> _Items from a dataset_
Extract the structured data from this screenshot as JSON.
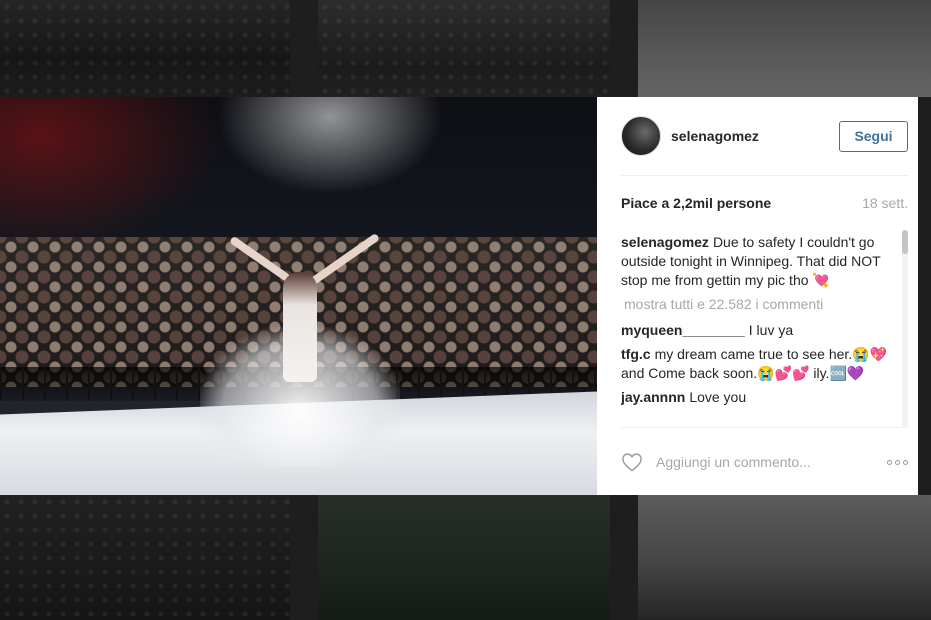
{
  "post": {
    "username": "selenagomez",
    "follow_label": "Segui",
    "likes": "Piace a 2,2mil persone",
    "age": "18 sett.",
    "caption_user": "selenagomez",
    "caption_text": "Due to safety I couldn't go outside tonight in Winnipeg. That did NOT stop me from gettin my pic tho 💘",
    "view_all": "mostra tutti e 22.582 i commenti",
    "comments": [
      {
        "user": "myqueen________",
        "text": "I luv ya"
      },
      {
        "user": "tfg.c",
        "text": "my dream came true to see her.😭💖 and Come back soon.😭💕💕 ily.🆒💜"
      },
      {
        "user": "jay.annnn",
        "text": "Love you"
      }
    ],
    "add_comment_placeholder": "Aggiungi un commento...",
    "more_options": "•••"
  },
  "icons": {
    "heart": "heart-outline-icon",
    "more": "more-options-icon"
  },
  "colors": {
    "follow_blue": "#3f729b",
    "muted_text": "#a5a7aa"
  }
}
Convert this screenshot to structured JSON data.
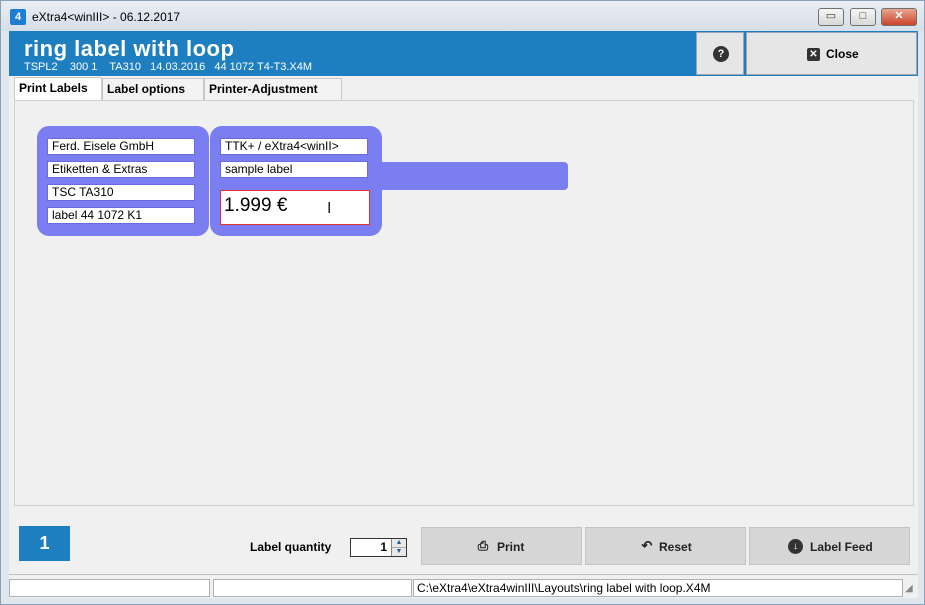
{
  "window": {
    "title": "eXtra4<winIII> - 06.12.2017",
    "app_icon_text": "4",
    "controls": {
      "minimize": "▭",
      "maximize": "□",
      "close": "✕"
    }
  },
  "header": {
    "title": "ring label with loop",
    "subtitle": "TSPL2    300 1    TA310   14.03.2016   44 1072 T4-T3.X4M",
    "help_icon": "?",
    "close_icon": "✕",
    "close_label": "Close"
  },
  "tabs": [
    {
      "label": "Print Labels",
      "active": true
    },
    {
      "label": "Label options",
      "active": false
    },
    {
      "label": "Printer-Adjustment",
      "active": false
    }
  ],
  "label": {
    "left_fields": [
      "Ferd. Eisele GmbH",
      "Etiketten & Extras",
      "TSC TA310",
      "label 44 1072 K1"
    ],
    "right_fields": [
      "TTK+ / eXtra4<winII>",
      "sample label"
    ],
    "price": "1.999 €",
    "shape_color": "#7b7ef0",
    "price_border_color": "#e03030"
  },
  "bottom": {
    "counter": "1",
    "qty_label": "Label quantity",
    "qty_value": "1",
    "print_icon": "⎙",
    "print_label": "Print",
    "reset_icon": "↶",
    "reset_label": "Reset",
    "feed_icon": "↓",
    "feed_label": "Label Feed"
  },
  "statusbar": {
    "cell1": "",
    "cell2": "",
    "path": "C:\\eXtra4\\eXtra4winIII\\Layouts\\ring label with loop.X4M"
  },
  "colors": {
    "accent": "#1e7fc0",
    "background": "#f0f0f0"
  }
}
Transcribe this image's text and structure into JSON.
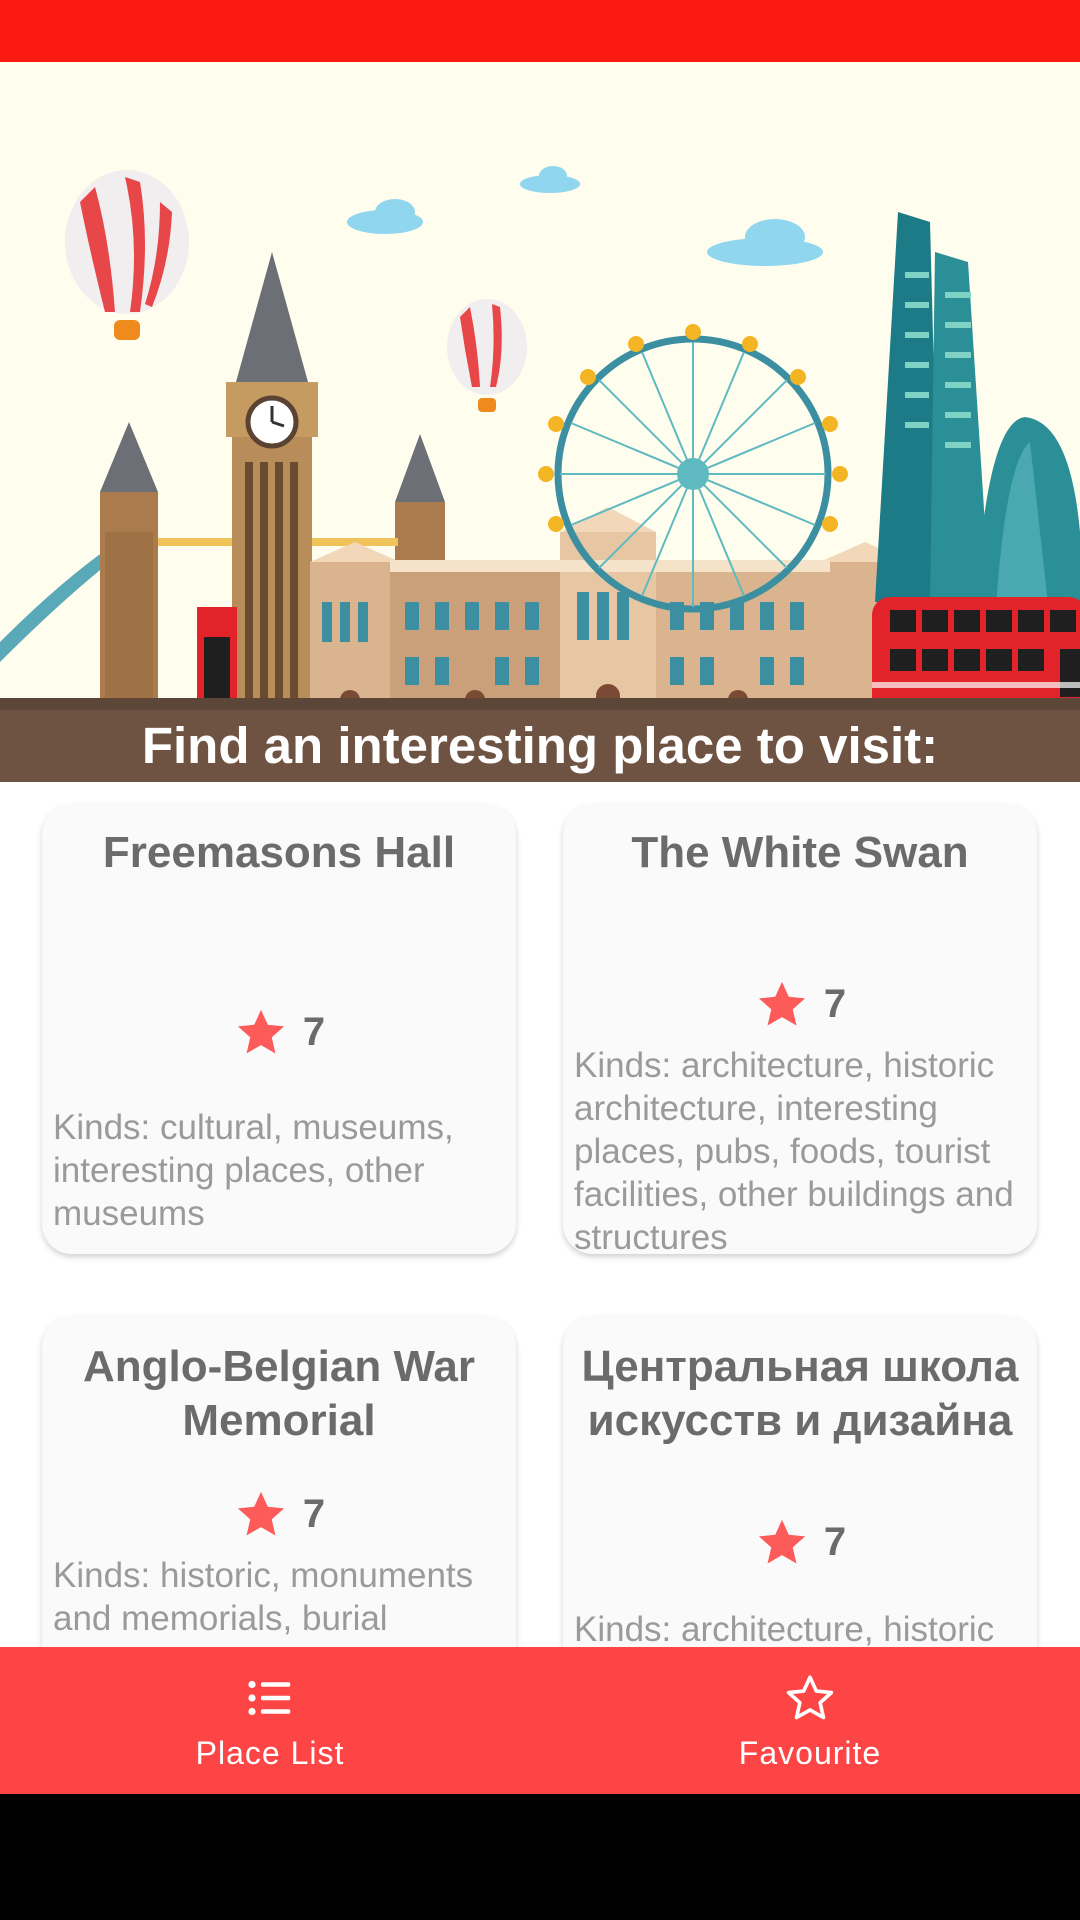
{
  "hero": {
    "caption": "Find an interesting place to visit:"
  },
  "places": [
    {
      "title": "Freemasons Hall",
      "rating": "7",
      "kinds": "Kinds: cultural, museums, interesting places, other museums"
    },
    {
      "title": "The White Swan",
      "rating": "7",
      "kinds": "Kinds: architecture, historic architecture, interesting places, pubs, foods, tourist facilities, other buildings and structures"
    },
    {
      "title": "Anglo-Belgian War Memorial",
      "rating": "7",
      "kinds": "Kinds: historic, monuments and memorials, burial"
    },
    {
      "title": "Центральная школа искусств и дизайна",
      "rating": "7",
      "kinds": "Kinds: architecture, historic"
    }
  ],
  "bottom_nav": {
    "items": [
      {
        "label": "Place List",
        "icon": "list-icon"
      },
      {
        "label": "Favourite",
        "icon": "star-outline-icon"
      }
    ]
  },
  "colors": {
    "status_bar": "#fb1a12",
    "accent": "#fd4545",
    "hero_caption_bg": "#6e5343",
    "star": "#fd5a5a"
  }
}
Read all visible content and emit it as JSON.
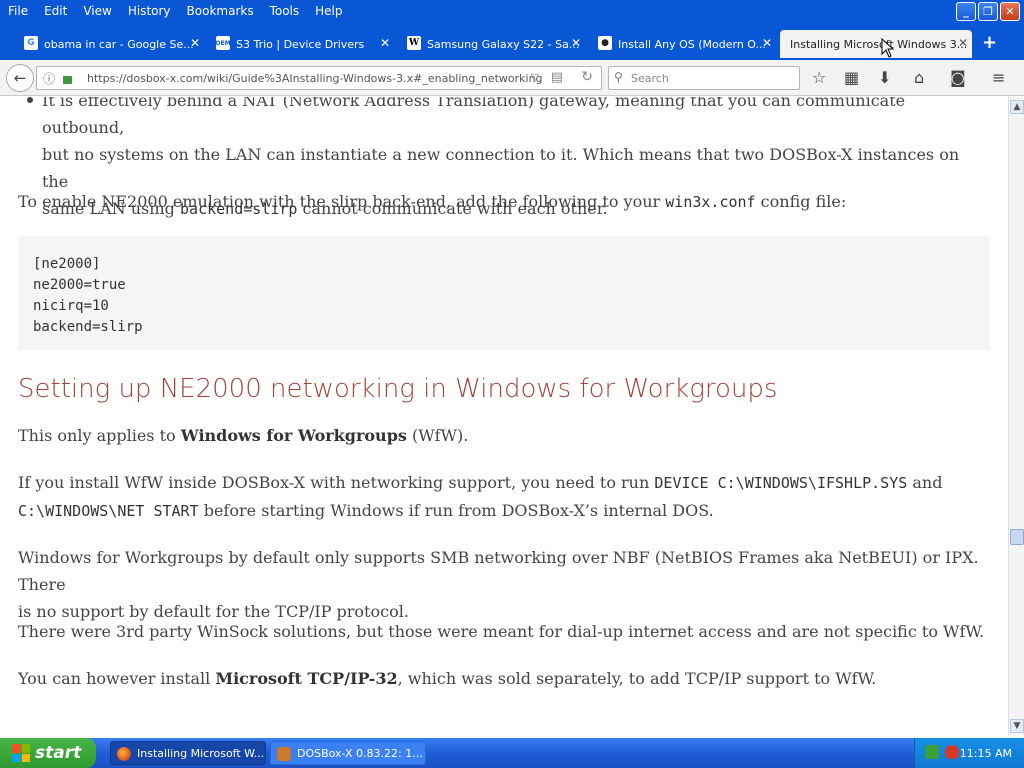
{
  "menus": [
    "File",
    "Edit",
    "View",
    "History",
    "Bookmarks",
    "Tools",
    "Help"
  ],
  "tabs": [
    {
      "title": "obama in car - Google Se...",
      "icon": "google-icon",
      "icon_glyph": "G",
      "active": false
    },
    {
      "title": "S3 Trio | Device Drivers",
      "icon": "oem-icon",
      "icon_glyph": "OEM",
      "active": false
    },
    {
      "title": "Samsung Galaxy S22 - Sa...",
      "icon": "wikipedia-icon",
      "icon_glyph": "W",
      "active": false
    },
    {
      "title": "Install Any OS (Modern O...",
      "icon": "github-icon",
      "icon_glyph": "●",
      "active": false
    },
    {
      "title": "Installing Microsoft Windows 3...",
      "icon": "",
      "icon_glyph": "",
      "active": true
    }
  ],
  "nav": {
    "url": "https://dosbox-x.com/wiki/Guide%3AInstalling-Windows-3.x#_enabling_networking",
    "search_placeholder": "Search"
  },
  "content": {
    "bullet_line1": "It is effectively behind a NAT (Network Address Translation) gateway, meaning that you can communicate outbound,",
    "bullet_line2": "but no systems on the LAN can instantiate a new connection to it. Which means that two DOSBox-X instances on the",
    "bullet_line3_pre": "same LAN using",
    "bullet_line3_code": "backend=slirp",
    "bullet_line3_post": "cannot communicate with each other.",
    "enable_pre": "To enable NE2000 emulation with the slirp back-end, add the following to your",
    "enable_code": "win3x.conf",
    "enable_post": "config file:",
    "code_lines": [
      "[ne2000]",
      "ne2000=true",
      "nicirq=10",
      "backend=slirp"
    ],
    "heading": "Setting up NE2000 networking in Windows for Workgroups",
    "applies_pre": "This only applies to",
    "applies_bold": "Windows for Workgroups",
    "applies_post": "(WfW).",
    "install_pre": "If you install WfW inside DOSBox-X with networking support, you need to run",
    "install_code1": "DEVICE C:\\WINDOWS\\IFSHLP.SYS",
    "install_and": "and",
    "install_code2": "C:\\WINDOWS\\NET START",
    "install_post": "before starting Windows if run from DOSBox-X’s internal DOS.",
    "smb_line1": "Windows for Workgroups by default only supports SMB networking over NBF (NetBIOS Frames aka NetBEUI) or IPX. There",
    "smb_line2": "is no support by default for the TCP/IP protocol.",
    "winsock": "There were 3rd party WinSock solutions, but those were meant for dial-up internet access and are not specific to WfW.",
    "tcp_pre": "You can however install",
    "tcp_bold": "Microsoft TCP/IP-32",
    "tcp_post": ", which was sold separately, to add TCP/IP support to WfW."
  },
  "taskbar": {
    "start_label": "start",
    "tasks": [
      {
        "label": "Installing Microsoft W...",
        "icon": "firefox-icon"
      },
      {
        "label": "DOSBox-X 0.83.22: 1...",
        "icon": "dosbox-icon"
      }
    ],
    "clock": "11:15 AM"
  },
  "colors": {
    "heading": "#a4433a",
    "titlebar": "#0a57d6",
    "taskbar": "#1f5ed8",
    "start": "#2f9a2f"
  }
}
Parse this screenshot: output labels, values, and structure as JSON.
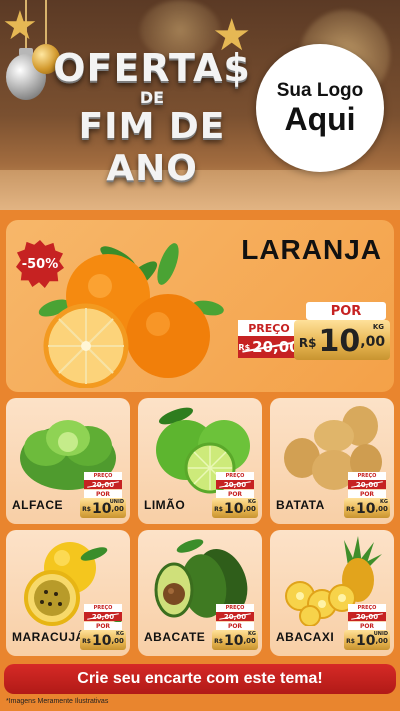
{
  "header": {
    "title_line1": "OFERTA$",
    "title_line2": "DE",
    "title_line3": "FIM DE ANO",
    "logo_line1": "Sua Logo",
    "logo_line2": "Aqui"
  },
  "feature": {
    "name": "LARANJA",
    "discount": "-50%",
    "por_label": "POR",
    "preco_label": "PREÇO",
    "old_currency": "R$",
    "old_price": "20,00",
    "currency": "R$",
    "price_int": "10",
    "price_dec": ",00",
    "unit": "KG"
  },
  "products": [
    {
      "name": "ALFACE",
      "unit": "UNID",
      "old_price": "20,00",
      "price_int": "10",
      "price_dec": ",00"
    },
    {
      "name": "LIMÃO",
      "unit": "KG",
      "old_price": "20,00",
      "price_int": "10",
      "price_dec": ",00"
    },
    {
      "name": "BATATA",
      "unit": "KG",
      "old_price": "20,00",
      "price_int": "10",
      "price_dec": ",00"
    },
    {
      "name": "MARACUJÁ",
      "unit": "KG",
      "old_price": "20,00",
      "price_int": "10",
      "price_dec": ",00"
    },
    {
      "name": "ABACATE",
      "unit": "KG",
      "old_price": "20,00",
      "price_int": "10",
      "price_dec": ",00"
    },
    {
      "name": "ABACAXI",
      "unit": "UNID",
      "old_price": "20,00",
      "price_int": "10",
      "price_dec": ",00"
    }
  ],
  "labels": {
    "preco": "PREÇO",
    "por": "POR",
    "currency": "R$",
    "old_currency": "R$"
  },
  "cta": {
    "label": "Crie seu encarte com este tema!"
  },
  "disclaimer": "*Imagens Meramente Ilustrativas",
  "colors": {
    "accent": "#c62222",
    "background": "#e9852e",
    "gold": "#e6b450"
  }
}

> _PROBLEM TO WORK ON_
Report how many lines of the entries hold the string "background". Provide the number alone.

> _WORKED ANSWER_
2